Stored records
-- Start --

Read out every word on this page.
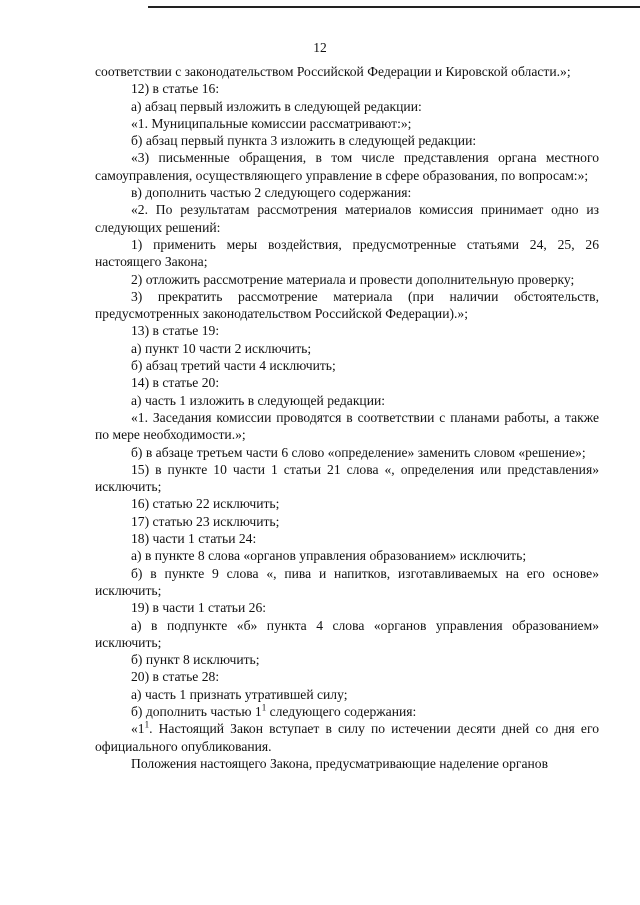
12

соответствии с законодательством Российской Федерации и Кировской области.»;

12) в статье 16:

а) абзац первый изложить в следующей редакции:

«1. Муниципальные комиссии рассматривают:»;

б) абзац первый пункта 3 изложить в следующей редакции:

«3) письменные обращения, в том числе представления органа местного самоуправления, осуществляющего управление в сфере образования, по вопросам:»;

в) дополнить частью 2 следующего содержания:

«2. По результатам рассмотрения материалов комиссия принимает одно из следующих решений:

1) применить меры воздействия, предусмотренные статьями 24, 25, 26 настоящего Закона;

2) отложить рассмотрение материала и провести дополнительную проверку;

3) прекратить рассмотрение материала (при наличии обстоятельств, предусмотренных законодательством Российской Федерации).»;

13) в статье 19:

а) пункт 10 части 2 исключить;

б) абзац третий части 4 исключить;

14) в статье 20:

а) часть 1 изложить в следующей редакции:

«1. Заседания комиссии проводятся в соответствии с планами работы, а также по мере необходимости.»;

б) в абзаце третьем части 6 слово «определение» заменить словом «решение»;

15) в пункте 10 части 1 статьи 21 слова «, определения или представления» исключить;

16) статью 22 исключить;

17) статью 23 исключить;

18) части 1 статьи 24:

а) в пункте 8 слова «органов управления образованием» исключить;

б) в пункте 9 слова «, пива и напитков, изготавливаемых на его основе» исключить;

19) в части 1 статьи 26:

а) в подпункте «б» пункта 4 слова «органов управления образованием» исключить;

б) пункт 8 исключить;

20) в статье 28:

а) часть 1 признать утратившей силу;

б) дополнить частью $1^1$ следующего содержания:

«$1^1$. Настоящий Закон вступает в силу по истечении десяти дней со дня его официального опубликования.

Положения настоящего Закона, предусматривающие наделение органов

-- End --

**Work to be completed**:
Reproduce every line exactly and omit all pictures.

**Finished exercise**:
Read out every word on this page.
12

соответствии с законодательством Российской Федерации и Кировской области.»;

12) в статье 16:

а) абзац первый изложить в следующей редакции:

«1. Муниципальные комиссии рассматривают:»;

б) абзац первый пункта 3 изложить в следующей редакции:

«3) письменные обращения, в том числе представления органа местного самоуправления, осуществляющего управление в сфере образования, по вопросам:»;

в) дополнить частью 2 следующего содержания:

«2. По результатам рассмотрения материалов комиссия принимает одно из следующих решений:

1) применить меры воздействия, предусмотренные статьями 24, 25, 26 настоящего Закона;

2) отложить рассмотрение материала и провести дополнительную проверку;

3) прекратить рассмотрение материала (при наличии обстоятельств, предусмотренных законодательством Российской Федерации).»;

13) в статье 19:

а) пункт 10 части 2 исключить;

б) абзац третий части 4 исключить;

14) в статье 20:

а) часть 1 изложить в следующей редакции:

«1. Заседания комиссии проводятся в соответствии с планами работы, а также по мере необходимости.»;

б) в абзаце третьем части 6 слово «определение» заменить словом «решение»;

15) в пункте 10 части 1 статьи 21 слова «, определения или представления» исключить;

16) статью 22 исключить;

17) статью 23 исключить;

18) части 1 статьи 24:

а) в пункте 8 слова «органов управления образованием» исключить;

б) в пункте 9 слова «, пива и напитков, изготавливаемых на его основе» исключить;

19) в части 1 статьи 26:

а) в подпункте «б» пункта 4 слова «органов управления образованием» исключить;

б) пункт 8 исключить;

20) в статье 28:

а) часть 1 признать утратившей силу;

б) дополнить частью $1^1$ следующего содержания:

«$1^1$. Настоящий Закон вступает в силу по истечении десяти дней со дня его официального опубликования.

Положения настоящего Закона, предусматривающие наделение органов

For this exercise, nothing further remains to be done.